---------- Excerpted data ----------
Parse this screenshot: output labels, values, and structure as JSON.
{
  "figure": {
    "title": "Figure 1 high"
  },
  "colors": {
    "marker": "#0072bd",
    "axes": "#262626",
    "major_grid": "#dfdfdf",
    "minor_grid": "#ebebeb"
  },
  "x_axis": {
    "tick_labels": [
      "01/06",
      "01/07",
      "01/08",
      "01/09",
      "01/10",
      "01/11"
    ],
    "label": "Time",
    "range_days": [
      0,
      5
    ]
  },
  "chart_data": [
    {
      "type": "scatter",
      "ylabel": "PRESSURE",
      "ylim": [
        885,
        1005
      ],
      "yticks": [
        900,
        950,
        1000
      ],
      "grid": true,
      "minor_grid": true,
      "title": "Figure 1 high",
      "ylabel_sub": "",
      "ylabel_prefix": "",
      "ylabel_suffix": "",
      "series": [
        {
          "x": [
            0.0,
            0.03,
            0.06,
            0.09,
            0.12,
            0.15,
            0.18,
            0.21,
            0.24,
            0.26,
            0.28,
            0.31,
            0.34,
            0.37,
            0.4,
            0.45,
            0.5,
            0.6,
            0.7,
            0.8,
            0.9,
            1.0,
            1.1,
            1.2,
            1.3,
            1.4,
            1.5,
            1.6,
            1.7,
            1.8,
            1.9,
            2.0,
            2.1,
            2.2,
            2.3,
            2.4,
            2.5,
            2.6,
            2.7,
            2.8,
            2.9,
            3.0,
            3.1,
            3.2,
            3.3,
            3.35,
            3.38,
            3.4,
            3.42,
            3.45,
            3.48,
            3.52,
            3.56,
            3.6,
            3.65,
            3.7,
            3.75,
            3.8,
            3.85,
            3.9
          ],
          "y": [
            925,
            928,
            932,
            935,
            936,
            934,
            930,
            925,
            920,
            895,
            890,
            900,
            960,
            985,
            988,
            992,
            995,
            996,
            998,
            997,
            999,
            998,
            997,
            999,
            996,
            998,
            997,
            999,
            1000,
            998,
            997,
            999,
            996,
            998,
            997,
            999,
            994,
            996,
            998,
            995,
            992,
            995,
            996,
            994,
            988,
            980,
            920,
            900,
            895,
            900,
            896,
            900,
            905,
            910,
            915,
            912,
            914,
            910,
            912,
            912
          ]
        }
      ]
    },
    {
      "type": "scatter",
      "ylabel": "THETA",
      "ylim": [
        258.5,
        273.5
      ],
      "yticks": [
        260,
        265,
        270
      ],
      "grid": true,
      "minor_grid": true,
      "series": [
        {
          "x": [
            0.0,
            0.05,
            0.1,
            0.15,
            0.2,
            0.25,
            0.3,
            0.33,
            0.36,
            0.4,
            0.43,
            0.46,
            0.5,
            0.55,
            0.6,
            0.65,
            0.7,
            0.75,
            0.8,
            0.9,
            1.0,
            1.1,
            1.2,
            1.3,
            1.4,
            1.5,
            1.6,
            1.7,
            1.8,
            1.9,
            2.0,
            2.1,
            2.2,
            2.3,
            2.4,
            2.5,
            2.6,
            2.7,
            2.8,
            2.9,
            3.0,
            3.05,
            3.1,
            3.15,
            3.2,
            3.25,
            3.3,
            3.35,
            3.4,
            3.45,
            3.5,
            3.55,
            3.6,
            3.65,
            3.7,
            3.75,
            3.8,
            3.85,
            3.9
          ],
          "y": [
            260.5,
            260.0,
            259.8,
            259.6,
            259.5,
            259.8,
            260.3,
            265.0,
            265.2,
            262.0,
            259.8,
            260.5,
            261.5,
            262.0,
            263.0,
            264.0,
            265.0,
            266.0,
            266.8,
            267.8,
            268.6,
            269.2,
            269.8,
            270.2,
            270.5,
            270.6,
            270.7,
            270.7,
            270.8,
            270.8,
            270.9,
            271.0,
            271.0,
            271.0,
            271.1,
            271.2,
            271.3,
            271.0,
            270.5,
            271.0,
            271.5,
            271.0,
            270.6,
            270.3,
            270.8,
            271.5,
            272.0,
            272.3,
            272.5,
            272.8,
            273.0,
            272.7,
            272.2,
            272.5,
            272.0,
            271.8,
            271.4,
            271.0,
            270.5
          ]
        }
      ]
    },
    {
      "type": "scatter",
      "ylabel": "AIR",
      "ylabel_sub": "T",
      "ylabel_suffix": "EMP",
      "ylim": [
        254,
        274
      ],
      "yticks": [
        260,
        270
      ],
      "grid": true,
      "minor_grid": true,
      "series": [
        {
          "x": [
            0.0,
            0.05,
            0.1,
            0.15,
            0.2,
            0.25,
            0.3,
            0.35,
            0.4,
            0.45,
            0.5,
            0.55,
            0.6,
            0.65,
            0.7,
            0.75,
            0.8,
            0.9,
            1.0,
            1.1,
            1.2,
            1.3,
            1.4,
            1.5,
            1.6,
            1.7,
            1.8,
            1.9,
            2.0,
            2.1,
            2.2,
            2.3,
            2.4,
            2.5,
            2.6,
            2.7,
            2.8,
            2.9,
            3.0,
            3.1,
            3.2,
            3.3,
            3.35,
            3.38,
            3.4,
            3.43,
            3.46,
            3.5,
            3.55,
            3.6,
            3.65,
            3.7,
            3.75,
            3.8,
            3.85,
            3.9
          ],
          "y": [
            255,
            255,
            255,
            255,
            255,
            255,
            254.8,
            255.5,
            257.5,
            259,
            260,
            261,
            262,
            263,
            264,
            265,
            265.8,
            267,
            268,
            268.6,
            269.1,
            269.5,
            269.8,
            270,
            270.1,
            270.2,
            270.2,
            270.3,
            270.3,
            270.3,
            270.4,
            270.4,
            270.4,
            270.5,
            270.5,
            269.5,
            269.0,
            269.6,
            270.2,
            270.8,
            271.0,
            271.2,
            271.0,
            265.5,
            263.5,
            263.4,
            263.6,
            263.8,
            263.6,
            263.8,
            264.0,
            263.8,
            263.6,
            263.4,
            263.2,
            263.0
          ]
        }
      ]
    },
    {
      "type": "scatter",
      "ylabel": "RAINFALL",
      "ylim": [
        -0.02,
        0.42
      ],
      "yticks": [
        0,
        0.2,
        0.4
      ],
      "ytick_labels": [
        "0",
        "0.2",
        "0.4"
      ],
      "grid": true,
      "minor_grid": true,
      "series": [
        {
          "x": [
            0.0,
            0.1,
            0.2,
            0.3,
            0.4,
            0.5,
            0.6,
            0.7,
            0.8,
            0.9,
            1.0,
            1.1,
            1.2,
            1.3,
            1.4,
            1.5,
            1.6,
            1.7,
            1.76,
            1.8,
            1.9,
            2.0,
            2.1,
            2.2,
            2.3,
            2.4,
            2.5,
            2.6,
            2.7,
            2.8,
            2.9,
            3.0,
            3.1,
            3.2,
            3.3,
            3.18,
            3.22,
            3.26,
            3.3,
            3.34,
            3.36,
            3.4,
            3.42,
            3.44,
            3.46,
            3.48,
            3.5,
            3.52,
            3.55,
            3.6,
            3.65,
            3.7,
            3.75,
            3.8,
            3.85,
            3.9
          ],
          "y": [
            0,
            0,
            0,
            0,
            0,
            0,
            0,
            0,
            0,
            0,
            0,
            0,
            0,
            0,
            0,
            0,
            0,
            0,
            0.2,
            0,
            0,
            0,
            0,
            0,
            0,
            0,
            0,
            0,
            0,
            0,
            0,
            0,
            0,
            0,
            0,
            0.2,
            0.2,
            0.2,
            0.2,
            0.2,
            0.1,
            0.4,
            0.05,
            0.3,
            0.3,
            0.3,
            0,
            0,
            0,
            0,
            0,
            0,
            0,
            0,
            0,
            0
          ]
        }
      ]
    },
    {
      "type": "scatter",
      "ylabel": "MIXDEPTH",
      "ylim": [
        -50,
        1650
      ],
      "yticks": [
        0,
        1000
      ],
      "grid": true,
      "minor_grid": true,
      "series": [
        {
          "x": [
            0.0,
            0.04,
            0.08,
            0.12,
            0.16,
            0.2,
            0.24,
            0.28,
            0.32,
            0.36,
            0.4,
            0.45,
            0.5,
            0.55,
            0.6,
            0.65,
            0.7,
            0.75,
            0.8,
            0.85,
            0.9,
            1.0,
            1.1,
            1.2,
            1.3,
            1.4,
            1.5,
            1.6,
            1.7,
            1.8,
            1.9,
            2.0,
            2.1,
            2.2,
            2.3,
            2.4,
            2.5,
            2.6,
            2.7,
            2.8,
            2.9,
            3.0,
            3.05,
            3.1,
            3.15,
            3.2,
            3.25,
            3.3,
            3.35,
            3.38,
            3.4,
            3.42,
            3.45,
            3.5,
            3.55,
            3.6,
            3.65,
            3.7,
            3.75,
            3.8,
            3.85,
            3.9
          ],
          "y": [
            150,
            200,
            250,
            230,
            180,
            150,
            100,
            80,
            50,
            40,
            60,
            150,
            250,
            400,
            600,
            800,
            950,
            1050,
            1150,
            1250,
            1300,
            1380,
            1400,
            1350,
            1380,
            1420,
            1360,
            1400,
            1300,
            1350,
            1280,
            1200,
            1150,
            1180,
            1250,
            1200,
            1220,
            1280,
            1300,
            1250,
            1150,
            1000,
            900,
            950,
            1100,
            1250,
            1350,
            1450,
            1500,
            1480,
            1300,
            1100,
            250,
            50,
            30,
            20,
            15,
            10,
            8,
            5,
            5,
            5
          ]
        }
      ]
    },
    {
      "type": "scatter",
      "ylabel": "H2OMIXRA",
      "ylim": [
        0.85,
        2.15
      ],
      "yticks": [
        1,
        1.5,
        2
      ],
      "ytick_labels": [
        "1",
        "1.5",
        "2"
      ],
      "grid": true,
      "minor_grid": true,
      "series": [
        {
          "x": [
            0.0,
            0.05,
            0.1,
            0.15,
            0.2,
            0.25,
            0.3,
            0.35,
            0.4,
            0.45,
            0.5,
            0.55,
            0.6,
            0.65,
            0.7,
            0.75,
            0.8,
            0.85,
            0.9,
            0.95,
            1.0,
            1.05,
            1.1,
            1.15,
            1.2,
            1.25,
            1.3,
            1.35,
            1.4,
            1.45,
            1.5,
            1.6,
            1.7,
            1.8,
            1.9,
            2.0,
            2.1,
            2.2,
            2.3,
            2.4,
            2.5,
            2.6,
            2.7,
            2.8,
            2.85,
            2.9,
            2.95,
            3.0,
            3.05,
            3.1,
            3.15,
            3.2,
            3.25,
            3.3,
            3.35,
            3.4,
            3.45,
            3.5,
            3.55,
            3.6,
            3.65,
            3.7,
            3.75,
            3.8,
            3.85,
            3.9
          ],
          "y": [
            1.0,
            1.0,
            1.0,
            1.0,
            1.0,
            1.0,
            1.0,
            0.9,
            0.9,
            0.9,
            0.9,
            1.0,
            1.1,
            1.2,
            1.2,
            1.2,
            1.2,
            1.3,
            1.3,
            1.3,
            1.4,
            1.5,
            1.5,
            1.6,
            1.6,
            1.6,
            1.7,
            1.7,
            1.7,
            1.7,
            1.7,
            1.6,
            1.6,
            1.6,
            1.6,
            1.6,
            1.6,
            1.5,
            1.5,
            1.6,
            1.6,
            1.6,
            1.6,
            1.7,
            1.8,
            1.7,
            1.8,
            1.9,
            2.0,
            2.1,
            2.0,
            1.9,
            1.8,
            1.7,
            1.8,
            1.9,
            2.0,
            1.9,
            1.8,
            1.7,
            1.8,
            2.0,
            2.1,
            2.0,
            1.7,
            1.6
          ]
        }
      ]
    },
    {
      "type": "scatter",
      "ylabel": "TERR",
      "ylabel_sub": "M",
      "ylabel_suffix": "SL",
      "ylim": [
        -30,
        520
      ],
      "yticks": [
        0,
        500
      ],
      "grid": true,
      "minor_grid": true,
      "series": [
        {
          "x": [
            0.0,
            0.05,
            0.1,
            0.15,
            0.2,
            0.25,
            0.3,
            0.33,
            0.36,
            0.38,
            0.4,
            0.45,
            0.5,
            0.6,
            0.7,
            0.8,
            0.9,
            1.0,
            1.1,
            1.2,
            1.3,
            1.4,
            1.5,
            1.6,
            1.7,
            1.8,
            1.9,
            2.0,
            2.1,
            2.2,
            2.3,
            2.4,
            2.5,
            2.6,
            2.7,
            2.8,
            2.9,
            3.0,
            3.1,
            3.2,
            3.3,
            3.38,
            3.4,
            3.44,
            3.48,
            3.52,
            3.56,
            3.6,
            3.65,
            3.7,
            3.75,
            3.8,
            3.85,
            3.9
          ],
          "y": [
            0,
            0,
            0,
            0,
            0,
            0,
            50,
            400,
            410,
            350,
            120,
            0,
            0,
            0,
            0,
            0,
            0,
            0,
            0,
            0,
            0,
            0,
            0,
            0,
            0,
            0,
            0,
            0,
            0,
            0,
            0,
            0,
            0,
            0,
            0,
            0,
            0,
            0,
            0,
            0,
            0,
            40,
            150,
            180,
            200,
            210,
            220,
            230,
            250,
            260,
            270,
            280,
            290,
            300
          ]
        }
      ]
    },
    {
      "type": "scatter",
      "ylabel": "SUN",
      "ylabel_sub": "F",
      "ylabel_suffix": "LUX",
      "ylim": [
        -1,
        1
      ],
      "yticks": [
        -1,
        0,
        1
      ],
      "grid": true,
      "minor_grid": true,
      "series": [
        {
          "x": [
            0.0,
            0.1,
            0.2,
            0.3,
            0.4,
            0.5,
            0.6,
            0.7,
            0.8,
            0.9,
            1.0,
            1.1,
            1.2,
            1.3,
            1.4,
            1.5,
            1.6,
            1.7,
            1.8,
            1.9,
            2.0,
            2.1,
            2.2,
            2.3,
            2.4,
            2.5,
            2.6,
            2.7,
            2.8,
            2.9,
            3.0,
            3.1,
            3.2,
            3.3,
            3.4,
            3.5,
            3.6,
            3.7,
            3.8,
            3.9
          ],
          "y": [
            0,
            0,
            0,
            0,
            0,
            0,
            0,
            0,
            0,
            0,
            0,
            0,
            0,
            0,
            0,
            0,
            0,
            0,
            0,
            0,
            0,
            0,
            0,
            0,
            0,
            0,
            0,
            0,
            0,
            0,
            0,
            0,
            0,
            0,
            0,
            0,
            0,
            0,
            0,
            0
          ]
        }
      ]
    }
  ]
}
----------
[Task goal] Using the records above, gather all lines where the string "high" is present.

[Task output]
    "title": "Figure 1 high"
      "title": "Figure 1 high",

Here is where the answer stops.